Excerpts from a figure dataset:

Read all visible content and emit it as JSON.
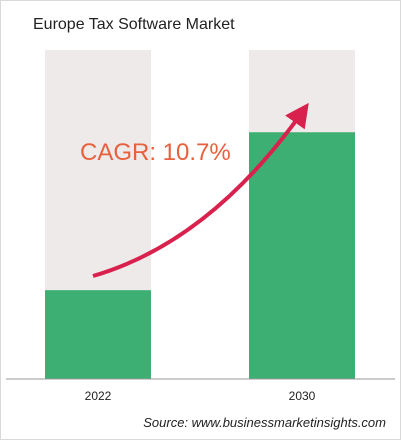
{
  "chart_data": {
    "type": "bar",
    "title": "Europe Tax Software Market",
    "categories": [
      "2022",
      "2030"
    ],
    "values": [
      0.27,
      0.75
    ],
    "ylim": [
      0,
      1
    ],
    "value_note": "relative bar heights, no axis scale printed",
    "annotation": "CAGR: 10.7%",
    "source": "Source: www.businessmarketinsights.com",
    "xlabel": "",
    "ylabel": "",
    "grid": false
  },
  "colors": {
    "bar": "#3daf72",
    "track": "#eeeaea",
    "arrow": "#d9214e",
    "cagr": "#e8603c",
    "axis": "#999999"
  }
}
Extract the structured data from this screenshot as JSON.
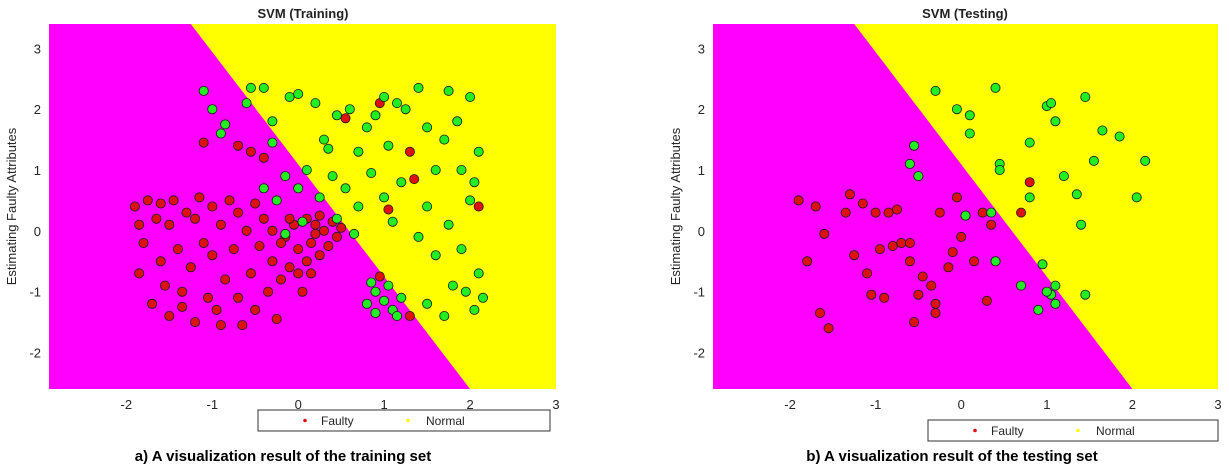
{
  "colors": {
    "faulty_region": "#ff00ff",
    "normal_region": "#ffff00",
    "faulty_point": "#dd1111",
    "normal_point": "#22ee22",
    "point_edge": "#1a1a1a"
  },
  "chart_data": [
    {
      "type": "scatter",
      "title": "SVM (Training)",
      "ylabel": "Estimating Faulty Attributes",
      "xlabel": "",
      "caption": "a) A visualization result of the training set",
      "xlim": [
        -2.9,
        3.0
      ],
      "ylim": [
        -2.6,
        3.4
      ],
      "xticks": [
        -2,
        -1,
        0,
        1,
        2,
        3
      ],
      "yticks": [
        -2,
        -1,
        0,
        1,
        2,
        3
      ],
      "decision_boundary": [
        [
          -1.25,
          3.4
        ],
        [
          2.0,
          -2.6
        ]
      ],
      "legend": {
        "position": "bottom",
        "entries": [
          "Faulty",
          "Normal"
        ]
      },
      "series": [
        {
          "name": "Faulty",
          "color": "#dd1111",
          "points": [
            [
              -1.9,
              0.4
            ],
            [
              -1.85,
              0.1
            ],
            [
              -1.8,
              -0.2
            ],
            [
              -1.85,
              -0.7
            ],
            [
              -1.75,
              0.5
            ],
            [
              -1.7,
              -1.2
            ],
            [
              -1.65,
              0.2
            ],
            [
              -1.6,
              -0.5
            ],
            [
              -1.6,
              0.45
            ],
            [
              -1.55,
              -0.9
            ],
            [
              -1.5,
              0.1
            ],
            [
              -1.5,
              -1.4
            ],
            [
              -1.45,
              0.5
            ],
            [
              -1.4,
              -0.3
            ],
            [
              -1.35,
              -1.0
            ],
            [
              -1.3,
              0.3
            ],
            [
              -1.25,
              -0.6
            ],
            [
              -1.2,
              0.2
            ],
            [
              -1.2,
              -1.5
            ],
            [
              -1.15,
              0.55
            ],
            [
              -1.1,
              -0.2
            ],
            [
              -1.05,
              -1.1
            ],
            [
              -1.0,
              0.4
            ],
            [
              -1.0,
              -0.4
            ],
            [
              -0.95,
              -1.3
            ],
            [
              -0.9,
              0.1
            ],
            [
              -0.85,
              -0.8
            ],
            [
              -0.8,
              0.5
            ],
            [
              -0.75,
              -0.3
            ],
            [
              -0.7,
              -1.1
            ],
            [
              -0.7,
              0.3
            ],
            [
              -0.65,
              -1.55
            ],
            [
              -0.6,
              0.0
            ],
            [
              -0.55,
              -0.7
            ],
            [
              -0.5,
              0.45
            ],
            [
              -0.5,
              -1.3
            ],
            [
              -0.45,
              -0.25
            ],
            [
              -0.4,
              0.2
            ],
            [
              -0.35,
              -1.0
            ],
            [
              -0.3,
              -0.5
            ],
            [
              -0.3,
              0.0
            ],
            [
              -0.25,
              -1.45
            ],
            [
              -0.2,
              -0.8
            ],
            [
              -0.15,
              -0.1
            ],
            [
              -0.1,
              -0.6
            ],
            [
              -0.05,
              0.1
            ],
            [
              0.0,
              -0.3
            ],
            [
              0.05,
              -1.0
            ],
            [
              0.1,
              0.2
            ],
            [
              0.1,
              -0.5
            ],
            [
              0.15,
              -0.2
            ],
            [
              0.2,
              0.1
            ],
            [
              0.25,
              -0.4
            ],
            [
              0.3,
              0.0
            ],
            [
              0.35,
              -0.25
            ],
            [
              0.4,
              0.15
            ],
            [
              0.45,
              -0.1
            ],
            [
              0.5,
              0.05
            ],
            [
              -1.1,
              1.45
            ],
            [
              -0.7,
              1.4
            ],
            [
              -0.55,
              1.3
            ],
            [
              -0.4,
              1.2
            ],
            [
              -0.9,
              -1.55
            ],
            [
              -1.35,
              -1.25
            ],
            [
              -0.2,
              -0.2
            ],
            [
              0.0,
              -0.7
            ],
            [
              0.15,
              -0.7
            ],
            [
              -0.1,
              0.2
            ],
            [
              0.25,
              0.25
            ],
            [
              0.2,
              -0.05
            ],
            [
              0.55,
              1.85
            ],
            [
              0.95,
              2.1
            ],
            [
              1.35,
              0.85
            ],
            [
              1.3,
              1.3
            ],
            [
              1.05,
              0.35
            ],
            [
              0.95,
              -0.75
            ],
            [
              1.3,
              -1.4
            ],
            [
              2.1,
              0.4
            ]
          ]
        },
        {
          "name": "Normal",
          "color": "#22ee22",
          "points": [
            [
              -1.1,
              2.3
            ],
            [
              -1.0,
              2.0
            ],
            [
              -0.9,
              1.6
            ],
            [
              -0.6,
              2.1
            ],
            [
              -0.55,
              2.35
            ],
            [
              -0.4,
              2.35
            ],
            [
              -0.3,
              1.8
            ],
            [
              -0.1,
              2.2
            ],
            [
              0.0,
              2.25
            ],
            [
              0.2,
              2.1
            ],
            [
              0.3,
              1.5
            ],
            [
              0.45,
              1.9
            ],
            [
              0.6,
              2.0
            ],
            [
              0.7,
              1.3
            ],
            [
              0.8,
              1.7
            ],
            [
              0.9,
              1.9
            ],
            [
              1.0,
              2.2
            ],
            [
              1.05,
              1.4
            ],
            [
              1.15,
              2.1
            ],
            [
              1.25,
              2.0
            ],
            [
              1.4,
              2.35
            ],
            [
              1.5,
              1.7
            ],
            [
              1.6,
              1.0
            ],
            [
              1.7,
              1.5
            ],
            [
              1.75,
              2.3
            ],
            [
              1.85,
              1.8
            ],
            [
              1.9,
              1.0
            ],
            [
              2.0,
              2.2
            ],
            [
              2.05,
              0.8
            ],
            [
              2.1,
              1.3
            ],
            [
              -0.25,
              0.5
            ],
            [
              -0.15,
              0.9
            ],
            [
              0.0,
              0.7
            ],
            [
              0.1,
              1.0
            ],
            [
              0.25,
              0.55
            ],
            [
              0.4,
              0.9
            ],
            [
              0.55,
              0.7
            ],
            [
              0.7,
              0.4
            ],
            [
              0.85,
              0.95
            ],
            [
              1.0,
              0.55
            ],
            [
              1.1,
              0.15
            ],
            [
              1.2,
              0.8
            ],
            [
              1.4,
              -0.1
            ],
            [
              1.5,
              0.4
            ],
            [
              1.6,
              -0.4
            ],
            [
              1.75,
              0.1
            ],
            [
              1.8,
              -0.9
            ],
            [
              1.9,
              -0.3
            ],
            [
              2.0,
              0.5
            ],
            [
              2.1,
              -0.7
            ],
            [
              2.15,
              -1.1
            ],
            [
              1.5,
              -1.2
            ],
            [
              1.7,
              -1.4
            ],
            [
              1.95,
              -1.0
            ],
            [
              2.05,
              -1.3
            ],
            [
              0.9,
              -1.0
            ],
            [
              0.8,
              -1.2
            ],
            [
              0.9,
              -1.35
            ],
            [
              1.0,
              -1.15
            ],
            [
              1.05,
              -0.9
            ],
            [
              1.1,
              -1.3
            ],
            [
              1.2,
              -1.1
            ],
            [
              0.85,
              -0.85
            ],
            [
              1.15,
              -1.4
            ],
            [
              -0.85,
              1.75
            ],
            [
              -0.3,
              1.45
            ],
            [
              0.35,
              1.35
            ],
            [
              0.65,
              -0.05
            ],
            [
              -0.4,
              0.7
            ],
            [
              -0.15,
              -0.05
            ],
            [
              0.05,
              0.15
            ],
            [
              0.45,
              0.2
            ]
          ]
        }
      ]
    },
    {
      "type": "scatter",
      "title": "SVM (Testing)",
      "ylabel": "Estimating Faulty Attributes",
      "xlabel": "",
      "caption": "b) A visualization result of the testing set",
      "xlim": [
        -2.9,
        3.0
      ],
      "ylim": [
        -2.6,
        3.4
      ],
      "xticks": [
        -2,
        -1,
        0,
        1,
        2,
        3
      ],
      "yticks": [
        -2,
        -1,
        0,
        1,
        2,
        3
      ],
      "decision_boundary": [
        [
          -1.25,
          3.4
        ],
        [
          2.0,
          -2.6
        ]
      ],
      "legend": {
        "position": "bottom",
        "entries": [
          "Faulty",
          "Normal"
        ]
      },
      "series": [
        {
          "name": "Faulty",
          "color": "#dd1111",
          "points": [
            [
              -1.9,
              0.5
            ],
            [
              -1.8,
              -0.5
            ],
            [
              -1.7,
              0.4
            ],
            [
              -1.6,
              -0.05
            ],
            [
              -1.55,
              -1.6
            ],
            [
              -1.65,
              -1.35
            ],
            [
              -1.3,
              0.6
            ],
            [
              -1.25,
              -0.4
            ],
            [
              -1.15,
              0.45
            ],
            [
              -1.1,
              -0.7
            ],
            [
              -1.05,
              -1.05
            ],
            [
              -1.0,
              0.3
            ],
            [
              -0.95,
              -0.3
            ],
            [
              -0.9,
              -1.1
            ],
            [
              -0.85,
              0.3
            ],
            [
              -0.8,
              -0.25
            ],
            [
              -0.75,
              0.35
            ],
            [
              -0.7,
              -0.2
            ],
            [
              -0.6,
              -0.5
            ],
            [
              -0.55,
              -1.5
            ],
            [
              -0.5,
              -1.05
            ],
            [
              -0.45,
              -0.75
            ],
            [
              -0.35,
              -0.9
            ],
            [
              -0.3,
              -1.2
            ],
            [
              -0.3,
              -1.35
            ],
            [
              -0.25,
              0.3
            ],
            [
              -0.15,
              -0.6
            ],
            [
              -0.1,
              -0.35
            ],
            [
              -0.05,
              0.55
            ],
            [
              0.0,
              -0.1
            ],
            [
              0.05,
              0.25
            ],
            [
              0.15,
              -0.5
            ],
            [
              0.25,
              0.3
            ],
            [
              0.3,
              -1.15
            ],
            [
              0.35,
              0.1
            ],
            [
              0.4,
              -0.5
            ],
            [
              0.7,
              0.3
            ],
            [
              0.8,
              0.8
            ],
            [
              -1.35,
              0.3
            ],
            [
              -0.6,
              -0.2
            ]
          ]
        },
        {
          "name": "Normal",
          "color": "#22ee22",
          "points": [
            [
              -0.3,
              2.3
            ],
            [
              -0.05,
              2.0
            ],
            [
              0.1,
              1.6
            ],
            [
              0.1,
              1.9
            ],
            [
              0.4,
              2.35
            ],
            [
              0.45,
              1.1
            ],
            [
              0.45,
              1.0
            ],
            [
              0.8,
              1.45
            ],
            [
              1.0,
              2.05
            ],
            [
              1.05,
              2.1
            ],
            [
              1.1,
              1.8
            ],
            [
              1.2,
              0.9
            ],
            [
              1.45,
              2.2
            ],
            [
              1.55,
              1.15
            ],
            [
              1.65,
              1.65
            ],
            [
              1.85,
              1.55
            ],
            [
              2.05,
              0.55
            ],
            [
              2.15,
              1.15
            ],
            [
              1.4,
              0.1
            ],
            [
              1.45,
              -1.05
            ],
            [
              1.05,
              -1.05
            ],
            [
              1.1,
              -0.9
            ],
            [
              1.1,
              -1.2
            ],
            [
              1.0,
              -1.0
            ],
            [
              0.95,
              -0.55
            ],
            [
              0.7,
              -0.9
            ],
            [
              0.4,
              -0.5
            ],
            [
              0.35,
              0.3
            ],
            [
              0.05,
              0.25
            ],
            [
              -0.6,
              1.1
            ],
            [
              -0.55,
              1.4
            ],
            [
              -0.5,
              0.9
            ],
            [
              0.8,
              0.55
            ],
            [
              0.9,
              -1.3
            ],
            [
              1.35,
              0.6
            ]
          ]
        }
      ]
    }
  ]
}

— TASK TO CARRY OUT —
Your answer should be a single number: the count of lines in the entries that contain the word "axis".

— RIGHT ANSWER —
2